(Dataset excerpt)
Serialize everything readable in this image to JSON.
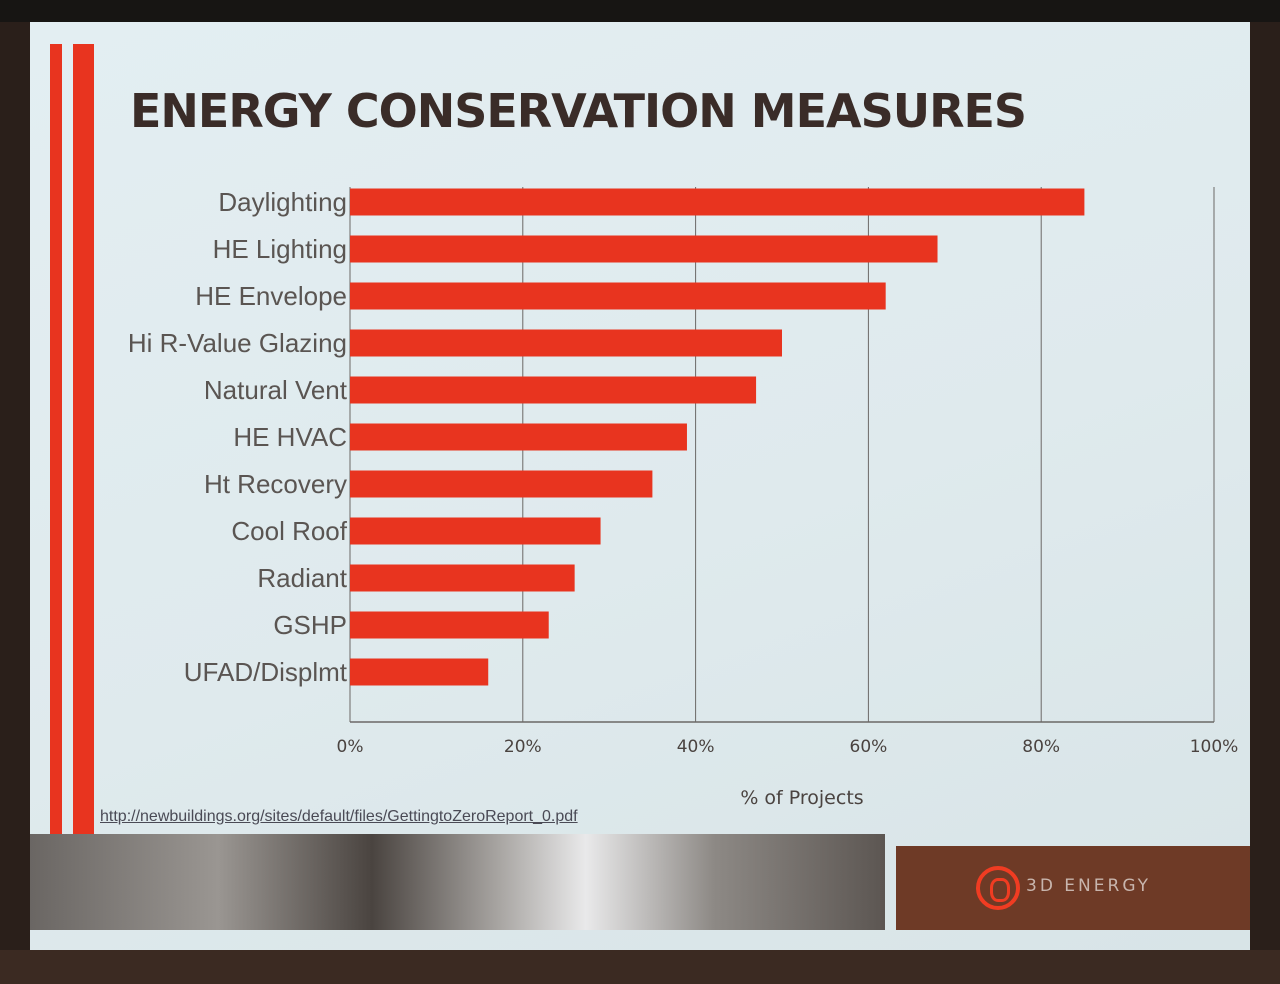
{
  "slide": {
    "title": "ENERGY CONSERVATION MEASURES",
    "source_url": "http://newbuildings.org/sites/default/files/GettingtoZeroReport_0.pdf",
    "logo_text": "3D ENERGY",
    "accent_color": "#e8341f",
    "bar_color": "#e8341f"
  },
  "chart_data": {
    "type": "bar",
    "orientation": "horizontal",
    "title": "ENERGY CONSERVATION MEASURES",
    "xlabel": "% of Projects",
    "ylabel": "",
    "xlim": [
      0,
      100
    ],
    "x_ticks": [
      "0%",
      "20%",
      "40%",
      "60%",
      "80%",
      "100%"
    ],
    "grid": true,
    "categories": [
      "Daylighting",
      "HE Lighting",
      "HE Envelope",
      "Hi R-Value Glazing",
      "Natural Vent",
      "HE HVAC",
      "Ht Recovery",
      "Cool Roof",
      "Radiant",
      "GSHP",
      "UFAD/Displmt"
    ],
    "values": [
      85,
      68,
      62,
      50,
      47,
      39,
      35,
      29,
      26,
      23,
      16
    ]
  }
}
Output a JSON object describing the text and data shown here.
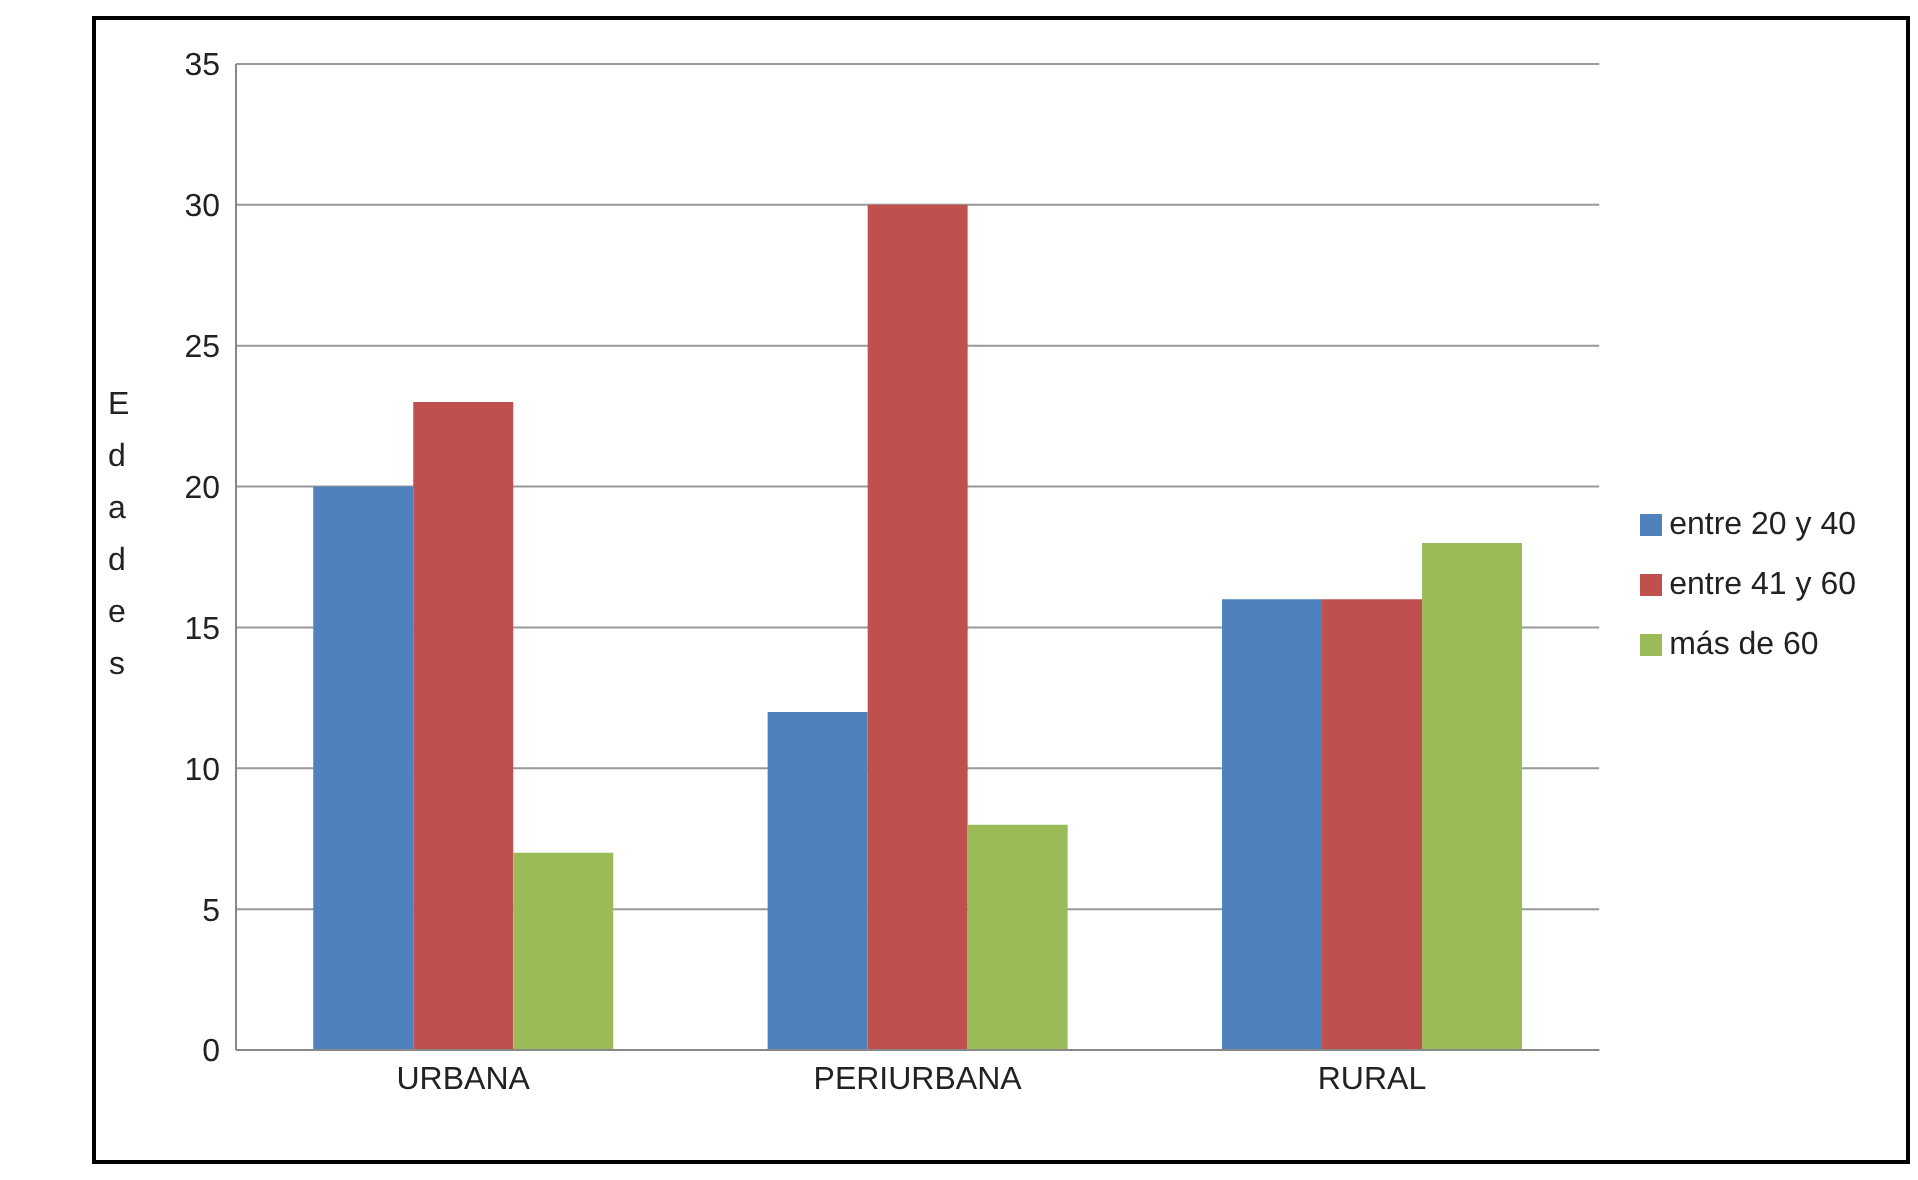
{
  "chart_data": {
    "type": "bar",
    "ylabel": "Edades",
    "categories": [
      "URBANA",
      "PERIURBANA",
      "RURAL"
    ],
    "series": [
      {
        "name": "entre 20 y 40",
        "color": "#4f81bd",
        "values": [
          20,
          12,
          16
        ]
      },
      {
        "name": "entre 41 y 60",
        "color": "#c0504d",
        "values": [
          23,
          30,
          16
        ]
      },
      {
        "name": "más de 60",
        "color": "#9bbb59",
        "values": [
          7,
          8,
          18
        ]
      }
    ],
    "ylim": [
      0,
      35
    ],
    "yticks": [
      0,
      5,
      10,
      15,
      20,
      25,
      30,
      35
    ],
    "grid": "y",
    "legend": "right"
  }
}
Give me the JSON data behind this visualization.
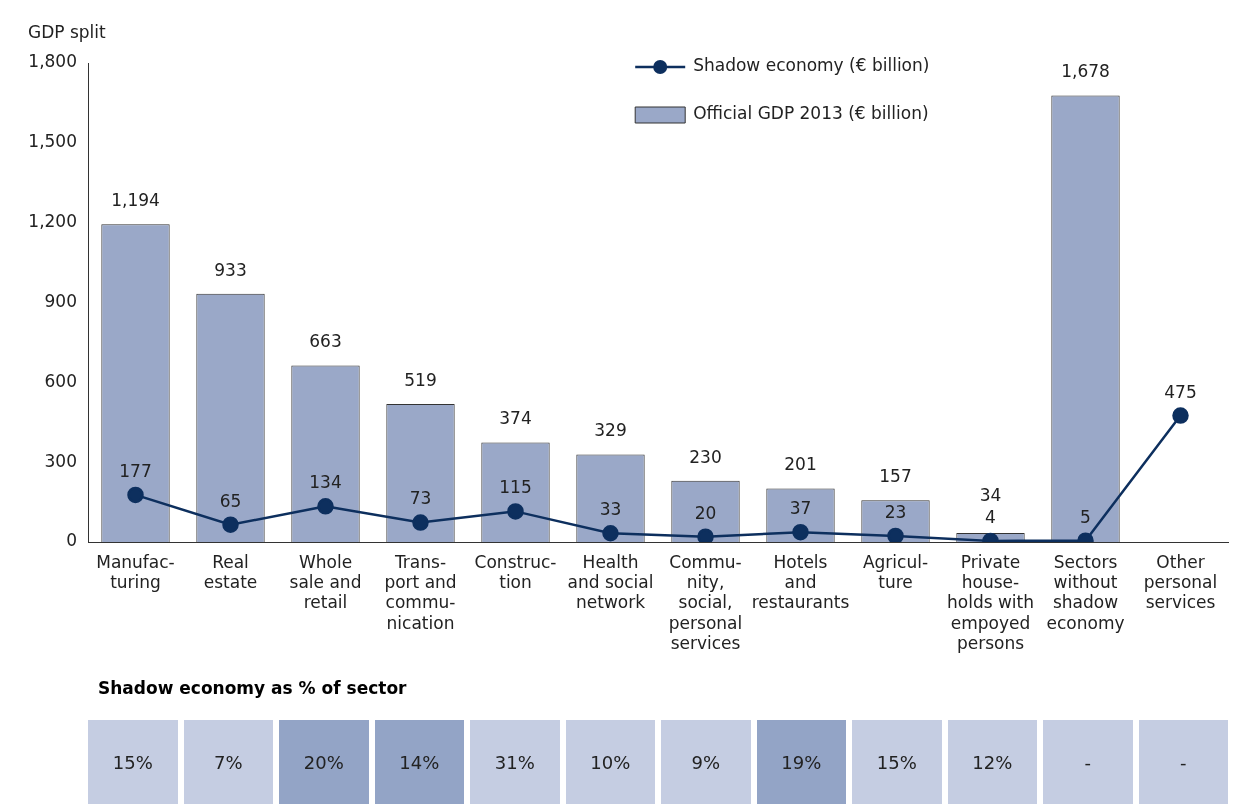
{
  "chart_data": [
    {
      "type": "bar",
      "ylabel": "GDP split",
      "categories": [
        "Manufac-\nturing",
        "Real\nestate",
        "Whole\nsale and\nretail",
        "Trans-\nport and\ncommu-\nnication",
        "Construc-\ntion",
        "Health\nand social\nnetwork",
        "Commu-\nnity,\nsocial,\npersonal\nservices",
        "Hotels\nand\nrestaurants",
        "Agricul-\nture",
        "Private\nhouse-\nholds with\nempoyed\npersons",
        "Sectors\nwithout\nshadow\neconomy",
        "Other\npersonal\nservices"
      ],
      "series": [
        {
          "name": "Shadow economy (€ billion)",
          "type": "line",
          "color": "#0d2f5e",
          "values": [
            177,
            65,
            134,
            73,
            115,
            33,
            20,
            37,
            23,
            4,
            5,
            475
          ]
        },
        {
          "name": "Official GDP 2013 (€ billion)",
          "type": "bar",
          "color": "#9aa8c8",
          "values": [
            1194,
            933,
            663,
            519,
            374,
            329,
            230,
            201,
            157,
            34,
            1678,
            null
          ],
          "value_labels": [
            "1,194",
            "933",
            "663",
            "519",
            "374",
            "329",
            "230",
            "201",
            "157",
            "34",
            "1,678",
            null
          ]
        }
      ],
      "ylim": [
        0,
        1800
      ],
      "yticks": [
        {
          "value": 0,
          "label": "0"
        },
        {
          "value": 300,
          "label": "300"
        },
        {
          "value": 600,
          "label": "600"
        },
        {
          "value": 900,
          "label": "900"
        },
        {
          "value": 1200,
          "label": "1,200"
        },
        {
          "value": 1500,
          "label": "1,500"
        },
        {
          "value": 1800,
          "label": "1,800"
        }
      ],
      "grid": false,
      "legend": "top right",
      "marker": "circle",
      "data_labels": true
    },
    {
      "type": "other",
      "title": "Shadow economy as % of sector",
      "annotations": [
        "15%",
        "7%",
        "20%",
        "14%",
        "31%",
        "10%",
        "9%",
        "19%",
        "15%",
        "12%",
        "-",
        "-"
      ],
      "colors": [
        "#c5cde2",
        "#c5cde2",
        "#93a4c6",
        "#93a4c6",
        "#c5cde2",
        "#c5cde2",
        "#c5cde2",
        "#93a4c6",
        "#c5cde2",
        "#c5cde2",
        "#c5cde2",
        "#c5cde2"
      ]
    }
  ]
}
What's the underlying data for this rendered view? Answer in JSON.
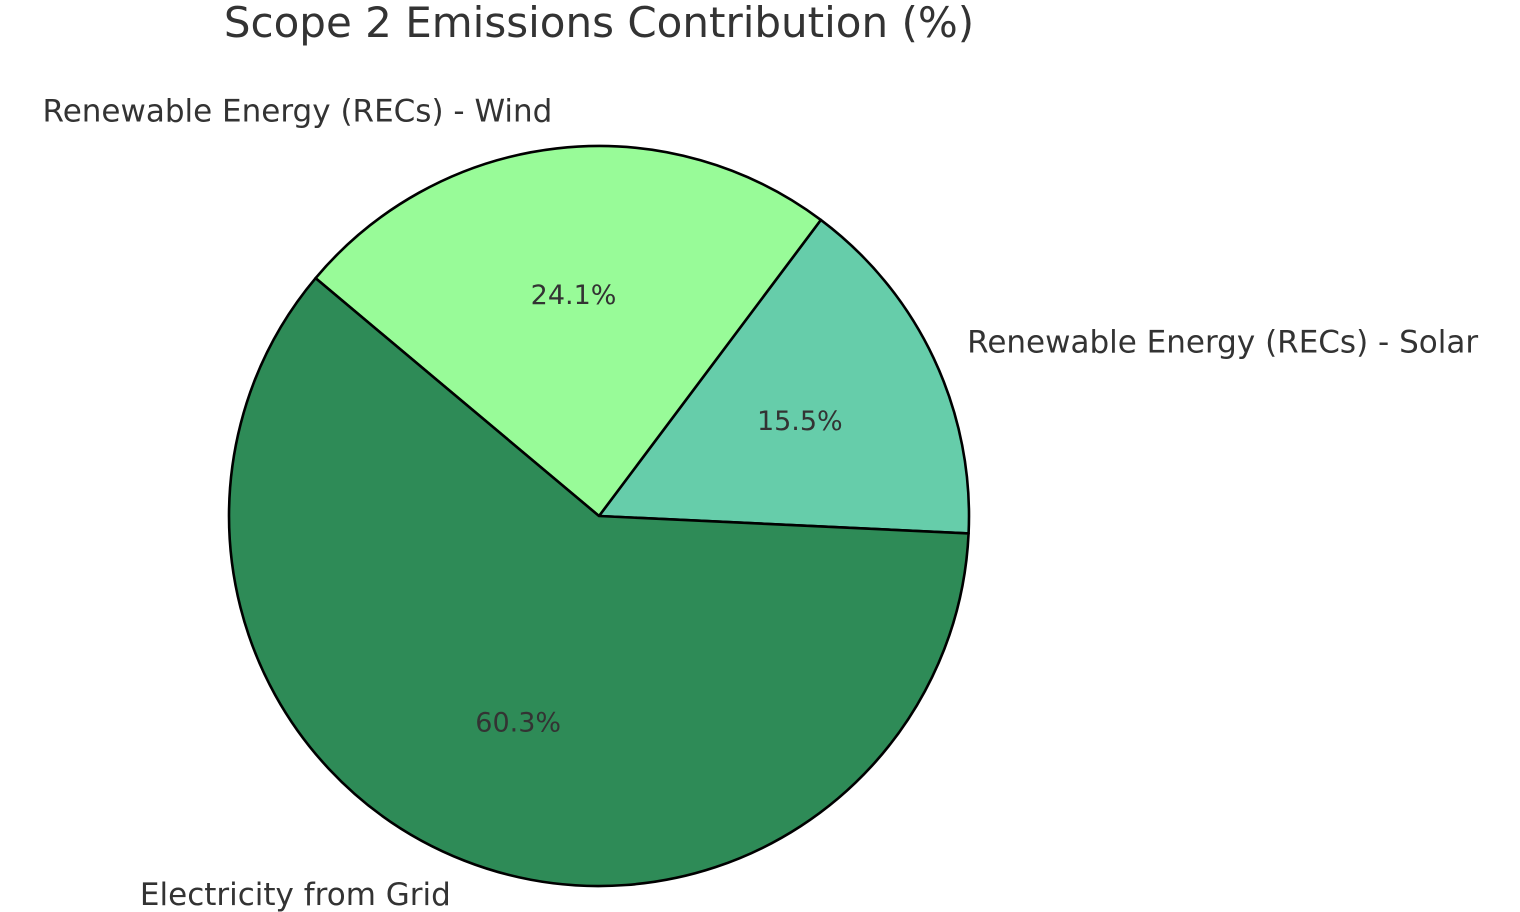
{
  "chart_data": {
    "type": "pie",
    "title": "Scope 2 Emissions Contribution (%)",
    "categories": [
      "Renewable Energy (RECs) - Solar",
      "Renewable Energy (RECs) - Wind",
      "Electricity from Grid"
    ],
    "values": [
      15.5,
      24.1,
      60.3
    ],
    "value_labels": [
      "15.5%",
      "24.1%",
      "60.3%"
    ],
    "colors": [
      "#66cdaa",
      "#98fb98",
      "#2e8b57"
    ],
    "start_angle_deg": -2.7,
    "direction": "counterclockwise",
    "legend": "none"
  }
}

Task to complete.
Say how many lines in this listing hold the string "name", giving the count and nothing more.

Finished exercise.
5